_YOUR TASK_: Show each line of the data below that has the string "curve" in it.

========================================================================

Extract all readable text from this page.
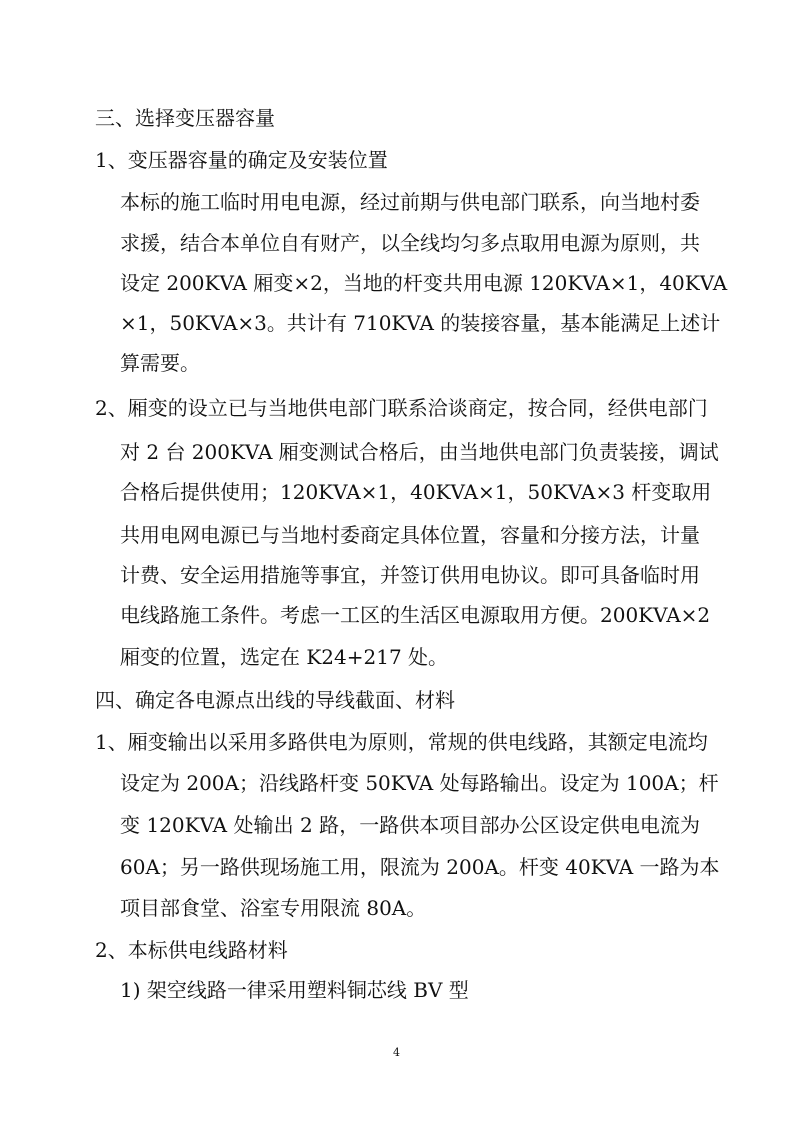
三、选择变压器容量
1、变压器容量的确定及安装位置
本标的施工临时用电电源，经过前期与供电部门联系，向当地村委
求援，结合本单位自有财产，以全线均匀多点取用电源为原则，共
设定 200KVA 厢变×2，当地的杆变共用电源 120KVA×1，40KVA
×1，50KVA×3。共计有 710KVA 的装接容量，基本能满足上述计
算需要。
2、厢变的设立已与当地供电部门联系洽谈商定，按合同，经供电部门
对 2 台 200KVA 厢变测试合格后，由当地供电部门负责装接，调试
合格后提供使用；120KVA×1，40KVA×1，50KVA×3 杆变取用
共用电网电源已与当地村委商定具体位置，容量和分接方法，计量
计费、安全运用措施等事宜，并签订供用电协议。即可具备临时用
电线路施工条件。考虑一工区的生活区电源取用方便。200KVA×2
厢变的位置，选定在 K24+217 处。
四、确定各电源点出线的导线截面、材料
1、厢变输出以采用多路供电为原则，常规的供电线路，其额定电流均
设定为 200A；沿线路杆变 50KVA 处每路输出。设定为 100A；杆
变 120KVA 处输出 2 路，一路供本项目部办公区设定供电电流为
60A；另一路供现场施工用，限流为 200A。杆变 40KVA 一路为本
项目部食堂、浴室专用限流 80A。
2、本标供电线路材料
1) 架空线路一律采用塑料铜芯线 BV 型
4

========================================================================

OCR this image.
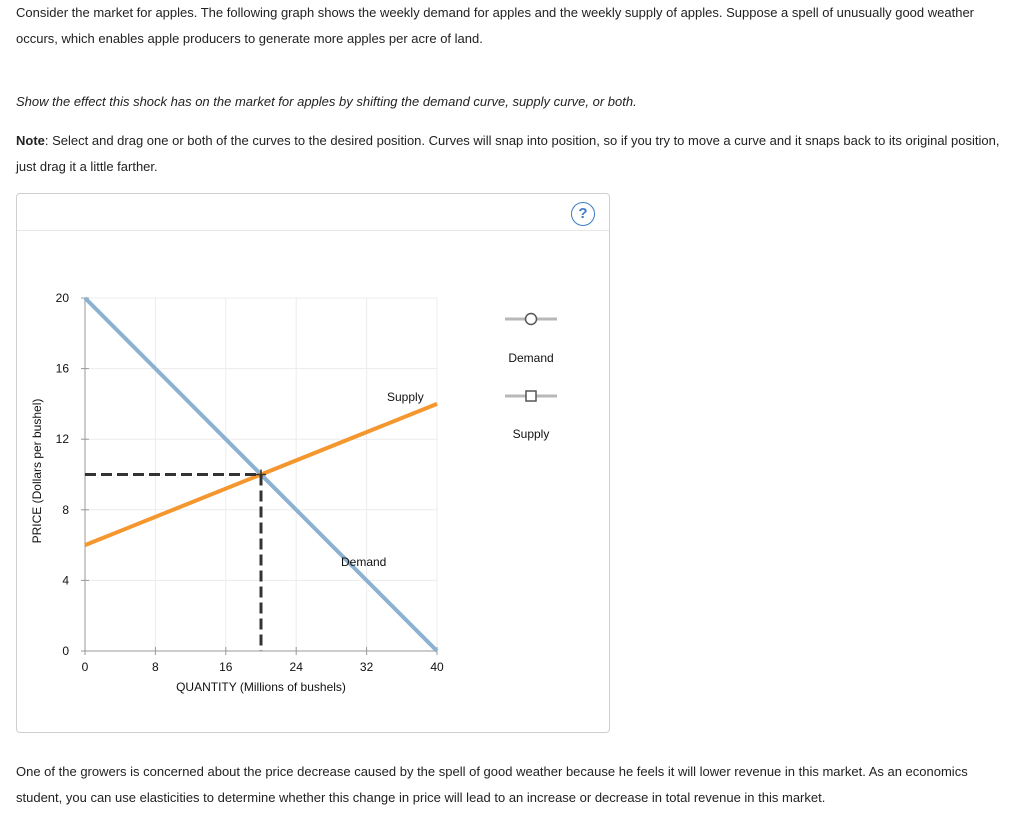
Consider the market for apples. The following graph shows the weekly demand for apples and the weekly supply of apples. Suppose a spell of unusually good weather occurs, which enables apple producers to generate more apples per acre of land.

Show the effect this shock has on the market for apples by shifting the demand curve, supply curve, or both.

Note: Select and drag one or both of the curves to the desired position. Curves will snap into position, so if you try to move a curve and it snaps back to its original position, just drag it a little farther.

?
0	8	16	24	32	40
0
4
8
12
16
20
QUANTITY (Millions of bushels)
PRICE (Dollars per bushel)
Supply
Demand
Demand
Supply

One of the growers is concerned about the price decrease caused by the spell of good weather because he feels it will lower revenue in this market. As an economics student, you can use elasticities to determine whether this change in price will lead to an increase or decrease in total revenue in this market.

========================================================================

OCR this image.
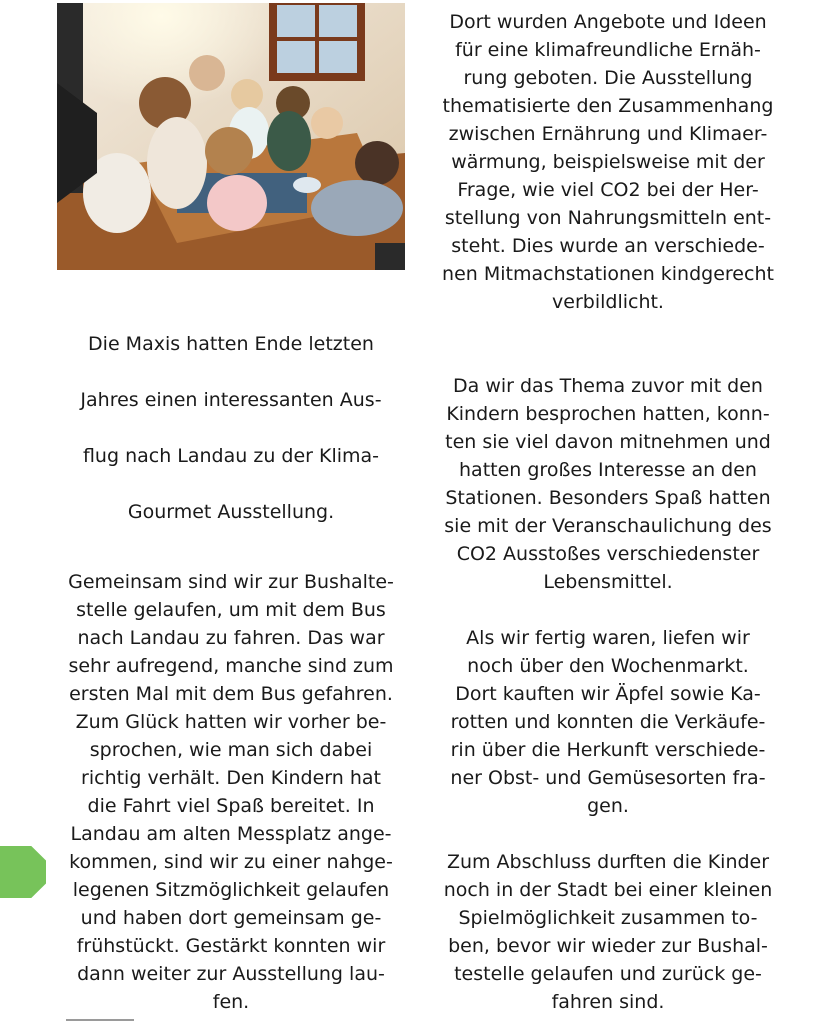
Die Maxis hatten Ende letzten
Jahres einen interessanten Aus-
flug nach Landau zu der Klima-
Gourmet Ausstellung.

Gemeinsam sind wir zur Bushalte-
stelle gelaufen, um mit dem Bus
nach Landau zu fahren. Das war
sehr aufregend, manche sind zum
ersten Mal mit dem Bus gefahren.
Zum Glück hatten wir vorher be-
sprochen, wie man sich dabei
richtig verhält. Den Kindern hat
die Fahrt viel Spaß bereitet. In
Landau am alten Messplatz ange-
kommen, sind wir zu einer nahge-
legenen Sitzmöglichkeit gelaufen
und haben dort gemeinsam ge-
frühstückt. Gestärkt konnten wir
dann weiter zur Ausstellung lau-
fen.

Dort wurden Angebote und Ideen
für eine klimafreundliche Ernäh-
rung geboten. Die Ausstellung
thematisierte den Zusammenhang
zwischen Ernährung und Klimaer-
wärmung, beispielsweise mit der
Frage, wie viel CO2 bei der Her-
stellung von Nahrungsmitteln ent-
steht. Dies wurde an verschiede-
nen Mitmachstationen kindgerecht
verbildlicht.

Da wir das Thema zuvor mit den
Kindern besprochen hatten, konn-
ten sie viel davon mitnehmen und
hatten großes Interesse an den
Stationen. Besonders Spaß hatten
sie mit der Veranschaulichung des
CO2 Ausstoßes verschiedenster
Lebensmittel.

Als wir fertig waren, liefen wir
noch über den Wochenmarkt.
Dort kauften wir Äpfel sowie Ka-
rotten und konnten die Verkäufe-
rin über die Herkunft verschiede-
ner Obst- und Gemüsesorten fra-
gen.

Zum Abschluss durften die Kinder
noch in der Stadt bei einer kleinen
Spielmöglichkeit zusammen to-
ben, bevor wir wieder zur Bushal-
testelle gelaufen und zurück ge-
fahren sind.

========================================================================

_SOLVED PROBLEM_:
Show the effect this shock has on the market for apples by shifting the demand curve, supply curve, or both.
Note: Select and drag one or both of the curves to the desired position. Curves will snap into position, so if you try to move a curve and it snaps back to its original position, just drag it a little farther.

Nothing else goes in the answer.